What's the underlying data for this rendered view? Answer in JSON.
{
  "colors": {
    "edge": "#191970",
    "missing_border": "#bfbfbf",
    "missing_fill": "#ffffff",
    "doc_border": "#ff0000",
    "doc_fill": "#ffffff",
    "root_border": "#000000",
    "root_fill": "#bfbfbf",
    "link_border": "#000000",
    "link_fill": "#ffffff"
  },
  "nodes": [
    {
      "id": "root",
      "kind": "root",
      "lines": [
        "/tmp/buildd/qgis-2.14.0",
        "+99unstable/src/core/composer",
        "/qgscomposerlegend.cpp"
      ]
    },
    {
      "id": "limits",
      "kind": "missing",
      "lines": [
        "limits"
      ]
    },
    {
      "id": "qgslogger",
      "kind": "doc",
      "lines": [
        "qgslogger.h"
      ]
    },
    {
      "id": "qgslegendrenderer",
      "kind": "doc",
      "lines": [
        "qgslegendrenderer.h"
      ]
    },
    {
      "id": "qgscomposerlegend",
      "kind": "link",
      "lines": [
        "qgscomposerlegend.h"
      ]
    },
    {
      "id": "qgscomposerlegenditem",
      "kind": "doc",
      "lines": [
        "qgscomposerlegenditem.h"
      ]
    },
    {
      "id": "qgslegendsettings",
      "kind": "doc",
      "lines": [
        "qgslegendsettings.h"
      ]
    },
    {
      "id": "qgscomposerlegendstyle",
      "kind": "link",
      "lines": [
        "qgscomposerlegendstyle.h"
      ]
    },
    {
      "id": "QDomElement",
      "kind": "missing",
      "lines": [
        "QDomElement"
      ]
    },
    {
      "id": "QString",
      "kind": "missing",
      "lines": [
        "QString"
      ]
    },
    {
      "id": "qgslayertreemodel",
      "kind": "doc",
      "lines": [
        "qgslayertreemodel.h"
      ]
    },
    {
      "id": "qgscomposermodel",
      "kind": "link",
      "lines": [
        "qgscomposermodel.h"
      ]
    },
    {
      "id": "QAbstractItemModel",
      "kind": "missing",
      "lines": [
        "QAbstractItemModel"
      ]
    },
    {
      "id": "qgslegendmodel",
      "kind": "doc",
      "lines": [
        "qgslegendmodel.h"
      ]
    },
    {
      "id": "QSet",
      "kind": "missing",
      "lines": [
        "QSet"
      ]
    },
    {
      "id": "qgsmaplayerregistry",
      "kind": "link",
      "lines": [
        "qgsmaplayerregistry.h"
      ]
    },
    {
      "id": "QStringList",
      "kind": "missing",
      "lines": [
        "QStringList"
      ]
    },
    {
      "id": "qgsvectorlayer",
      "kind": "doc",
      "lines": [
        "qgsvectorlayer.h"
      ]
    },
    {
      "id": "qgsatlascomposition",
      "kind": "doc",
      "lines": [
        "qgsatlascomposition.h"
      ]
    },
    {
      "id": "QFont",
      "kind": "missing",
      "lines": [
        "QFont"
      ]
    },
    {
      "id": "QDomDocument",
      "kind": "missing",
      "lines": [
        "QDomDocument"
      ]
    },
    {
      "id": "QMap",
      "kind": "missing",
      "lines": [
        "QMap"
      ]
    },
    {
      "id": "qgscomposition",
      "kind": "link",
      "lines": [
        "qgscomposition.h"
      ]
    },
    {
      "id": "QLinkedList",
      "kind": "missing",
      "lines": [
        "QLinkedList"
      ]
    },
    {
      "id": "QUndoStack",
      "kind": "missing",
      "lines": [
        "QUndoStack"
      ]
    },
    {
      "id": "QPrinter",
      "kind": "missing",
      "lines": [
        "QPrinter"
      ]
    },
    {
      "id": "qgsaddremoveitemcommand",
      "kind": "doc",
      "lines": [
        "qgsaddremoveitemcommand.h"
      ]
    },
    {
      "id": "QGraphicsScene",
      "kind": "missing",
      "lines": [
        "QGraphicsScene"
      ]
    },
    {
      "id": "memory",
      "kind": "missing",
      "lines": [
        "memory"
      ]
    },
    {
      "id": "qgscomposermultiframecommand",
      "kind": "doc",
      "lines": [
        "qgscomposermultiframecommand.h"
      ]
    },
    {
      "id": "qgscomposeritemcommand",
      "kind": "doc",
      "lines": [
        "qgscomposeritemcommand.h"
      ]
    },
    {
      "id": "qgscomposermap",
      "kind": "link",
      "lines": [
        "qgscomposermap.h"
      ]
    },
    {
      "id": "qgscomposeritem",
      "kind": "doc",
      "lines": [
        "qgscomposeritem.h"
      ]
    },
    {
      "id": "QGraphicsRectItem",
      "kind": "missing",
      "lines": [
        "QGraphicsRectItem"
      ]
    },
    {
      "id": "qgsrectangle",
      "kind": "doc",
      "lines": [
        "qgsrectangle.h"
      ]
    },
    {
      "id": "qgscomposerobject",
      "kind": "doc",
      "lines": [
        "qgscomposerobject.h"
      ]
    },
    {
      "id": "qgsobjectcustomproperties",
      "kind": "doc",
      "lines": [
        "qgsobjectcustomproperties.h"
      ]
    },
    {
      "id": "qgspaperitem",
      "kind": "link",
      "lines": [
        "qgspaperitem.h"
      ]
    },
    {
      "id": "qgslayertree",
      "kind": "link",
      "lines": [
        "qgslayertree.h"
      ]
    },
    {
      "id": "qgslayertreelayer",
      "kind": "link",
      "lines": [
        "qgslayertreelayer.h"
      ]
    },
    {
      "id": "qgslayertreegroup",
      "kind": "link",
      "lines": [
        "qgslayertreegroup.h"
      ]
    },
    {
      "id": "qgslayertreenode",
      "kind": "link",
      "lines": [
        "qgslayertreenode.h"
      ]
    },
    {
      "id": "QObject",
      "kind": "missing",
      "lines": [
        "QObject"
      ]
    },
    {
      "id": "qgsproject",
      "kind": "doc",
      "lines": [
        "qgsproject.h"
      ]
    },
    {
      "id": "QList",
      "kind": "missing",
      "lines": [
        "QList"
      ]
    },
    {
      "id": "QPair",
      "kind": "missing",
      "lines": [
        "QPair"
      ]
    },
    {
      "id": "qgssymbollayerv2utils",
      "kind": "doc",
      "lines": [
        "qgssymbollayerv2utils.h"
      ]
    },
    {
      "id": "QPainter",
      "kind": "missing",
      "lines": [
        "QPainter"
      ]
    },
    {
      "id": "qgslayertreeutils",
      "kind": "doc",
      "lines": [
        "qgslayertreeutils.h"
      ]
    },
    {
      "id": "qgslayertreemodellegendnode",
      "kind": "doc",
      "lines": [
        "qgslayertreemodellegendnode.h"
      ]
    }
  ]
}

#### JOB
Find the word "qgscomposerobject" in the data and copy out each line where it turns up.

#### ANSWER TO THE EXERCISE
      "id": "qgscomposerobject",
        "qgscomposerobject.h"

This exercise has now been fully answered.